#### What to produce:
Look through the material below. Copy every line with the string "title" in it.

#### The input:
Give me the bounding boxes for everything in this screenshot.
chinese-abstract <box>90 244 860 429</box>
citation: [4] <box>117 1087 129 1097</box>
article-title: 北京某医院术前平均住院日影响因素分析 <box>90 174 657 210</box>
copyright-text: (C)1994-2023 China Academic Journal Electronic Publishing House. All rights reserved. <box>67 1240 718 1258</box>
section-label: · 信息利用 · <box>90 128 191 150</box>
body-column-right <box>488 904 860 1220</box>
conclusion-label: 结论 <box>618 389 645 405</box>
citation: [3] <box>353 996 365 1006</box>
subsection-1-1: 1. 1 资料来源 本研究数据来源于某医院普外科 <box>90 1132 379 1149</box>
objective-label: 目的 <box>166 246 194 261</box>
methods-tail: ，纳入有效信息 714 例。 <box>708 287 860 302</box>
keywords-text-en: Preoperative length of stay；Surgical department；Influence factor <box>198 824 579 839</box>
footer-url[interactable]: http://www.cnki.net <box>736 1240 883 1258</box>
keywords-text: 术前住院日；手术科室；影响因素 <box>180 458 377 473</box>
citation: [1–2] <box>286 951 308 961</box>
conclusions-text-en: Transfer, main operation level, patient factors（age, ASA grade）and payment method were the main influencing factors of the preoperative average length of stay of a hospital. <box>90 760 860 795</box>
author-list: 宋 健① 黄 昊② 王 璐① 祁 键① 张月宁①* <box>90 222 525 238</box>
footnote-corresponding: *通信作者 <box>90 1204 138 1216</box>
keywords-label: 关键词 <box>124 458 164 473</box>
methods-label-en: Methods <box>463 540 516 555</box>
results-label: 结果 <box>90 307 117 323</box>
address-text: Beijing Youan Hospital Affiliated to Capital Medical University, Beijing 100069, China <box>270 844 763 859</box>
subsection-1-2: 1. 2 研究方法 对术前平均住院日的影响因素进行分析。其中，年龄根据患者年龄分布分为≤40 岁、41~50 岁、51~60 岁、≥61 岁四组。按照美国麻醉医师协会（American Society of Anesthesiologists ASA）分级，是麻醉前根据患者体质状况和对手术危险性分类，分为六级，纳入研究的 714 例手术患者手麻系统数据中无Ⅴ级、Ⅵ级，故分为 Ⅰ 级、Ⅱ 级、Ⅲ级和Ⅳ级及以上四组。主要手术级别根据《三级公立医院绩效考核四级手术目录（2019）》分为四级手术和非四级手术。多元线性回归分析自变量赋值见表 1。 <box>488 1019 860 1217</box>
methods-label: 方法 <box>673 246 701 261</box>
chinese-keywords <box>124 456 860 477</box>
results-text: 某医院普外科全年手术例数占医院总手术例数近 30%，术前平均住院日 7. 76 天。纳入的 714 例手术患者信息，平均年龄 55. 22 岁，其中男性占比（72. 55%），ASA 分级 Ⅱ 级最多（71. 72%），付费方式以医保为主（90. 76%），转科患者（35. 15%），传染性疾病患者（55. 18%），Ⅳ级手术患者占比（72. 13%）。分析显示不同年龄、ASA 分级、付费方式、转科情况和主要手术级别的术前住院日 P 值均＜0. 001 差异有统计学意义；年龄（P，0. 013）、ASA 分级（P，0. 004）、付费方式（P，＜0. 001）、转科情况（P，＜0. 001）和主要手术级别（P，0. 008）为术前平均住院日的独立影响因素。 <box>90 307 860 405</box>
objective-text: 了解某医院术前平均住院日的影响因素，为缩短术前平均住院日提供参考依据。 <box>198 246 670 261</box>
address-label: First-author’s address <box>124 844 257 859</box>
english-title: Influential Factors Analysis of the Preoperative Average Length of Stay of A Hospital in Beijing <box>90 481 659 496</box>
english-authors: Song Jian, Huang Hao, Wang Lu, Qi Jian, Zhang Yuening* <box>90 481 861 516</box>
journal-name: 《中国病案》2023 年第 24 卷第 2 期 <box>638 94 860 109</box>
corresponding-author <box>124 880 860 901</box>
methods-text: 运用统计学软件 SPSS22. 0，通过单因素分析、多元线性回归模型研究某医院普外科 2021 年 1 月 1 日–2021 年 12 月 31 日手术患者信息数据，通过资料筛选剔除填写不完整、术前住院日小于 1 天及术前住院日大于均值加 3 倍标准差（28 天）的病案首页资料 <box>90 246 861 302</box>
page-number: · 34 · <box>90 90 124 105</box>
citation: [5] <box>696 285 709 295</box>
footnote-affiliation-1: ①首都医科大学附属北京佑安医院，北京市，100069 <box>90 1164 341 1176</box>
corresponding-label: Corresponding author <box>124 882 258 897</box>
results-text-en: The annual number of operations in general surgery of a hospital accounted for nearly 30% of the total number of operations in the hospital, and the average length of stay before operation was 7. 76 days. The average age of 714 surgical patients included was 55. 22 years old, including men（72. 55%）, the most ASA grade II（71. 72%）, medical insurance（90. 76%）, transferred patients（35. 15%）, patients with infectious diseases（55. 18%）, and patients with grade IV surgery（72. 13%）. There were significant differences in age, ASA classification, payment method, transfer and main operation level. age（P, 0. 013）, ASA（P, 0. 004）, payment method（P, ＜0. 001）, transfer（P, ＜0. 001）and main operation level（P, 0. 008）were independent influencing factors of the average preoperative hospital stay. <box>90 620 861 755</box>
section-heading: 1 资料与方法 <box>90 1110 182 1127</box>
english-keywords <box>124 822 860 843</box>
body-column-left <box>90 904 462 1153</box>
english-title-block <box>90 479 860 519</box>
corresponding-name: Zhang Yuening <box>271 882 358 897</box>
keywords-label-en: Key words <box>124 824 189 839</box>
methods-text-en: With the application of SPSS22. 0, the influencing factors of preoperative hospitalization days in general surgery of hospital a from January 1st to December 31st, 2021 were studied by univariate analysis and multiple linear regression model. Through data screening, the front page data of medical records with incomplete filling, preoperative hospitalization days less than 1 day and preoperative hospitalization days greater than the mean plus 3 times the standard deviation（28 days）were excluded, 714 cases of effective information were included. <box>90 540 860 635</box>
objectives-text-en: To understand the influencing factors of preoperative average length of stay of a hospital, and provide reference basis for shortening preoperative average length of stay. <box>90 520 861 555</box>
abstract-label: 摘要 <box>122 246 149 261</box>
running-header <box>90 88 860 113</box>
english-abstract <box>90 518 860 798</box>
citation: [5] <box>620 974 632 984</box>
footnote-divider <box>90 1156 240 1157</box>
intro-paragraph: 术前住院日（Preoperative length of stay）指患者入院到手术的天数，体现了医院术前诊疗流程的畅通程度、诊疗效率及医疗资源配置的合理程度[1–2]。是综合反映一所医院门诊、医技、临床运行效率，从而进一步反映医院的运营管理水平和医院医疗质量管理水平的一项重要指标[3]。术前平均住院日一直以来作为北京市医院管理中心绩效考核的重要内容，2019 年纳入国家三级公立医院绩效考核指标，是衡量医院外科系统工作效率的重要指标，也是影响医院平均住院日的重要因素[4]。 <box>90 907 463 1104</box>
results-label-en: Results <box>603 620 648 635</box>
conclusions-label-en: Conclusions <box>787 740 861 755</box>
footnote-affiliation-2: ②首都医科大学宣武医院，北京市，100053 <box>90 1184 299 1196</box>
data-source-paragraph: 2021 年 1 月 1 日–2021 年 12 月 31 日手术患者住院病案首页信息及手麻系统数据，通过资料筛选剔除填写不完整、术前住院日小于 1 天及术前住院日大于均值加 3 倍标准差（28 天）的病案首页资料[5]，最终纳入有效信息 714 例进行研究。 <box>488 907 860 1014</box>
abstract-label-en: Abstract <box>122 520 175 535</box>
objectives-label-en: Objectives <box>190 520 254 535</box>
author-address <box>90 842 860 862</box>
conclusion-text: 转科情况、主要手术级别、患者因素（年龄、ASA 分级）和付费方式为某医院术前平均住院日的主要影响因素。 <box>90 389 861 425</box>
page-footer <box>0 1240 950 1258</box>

#### Exercise result:
article-title: 北京某医院术前平均住院日影响因素分析 <box>90 174 657 210</box>
english-title: Influential Factors Analysis of the Preoperative Average Length of Stay of A Hospital in Beijing <box>90 481 659 496</box>
english-title-block <box>90 479 860 519</box>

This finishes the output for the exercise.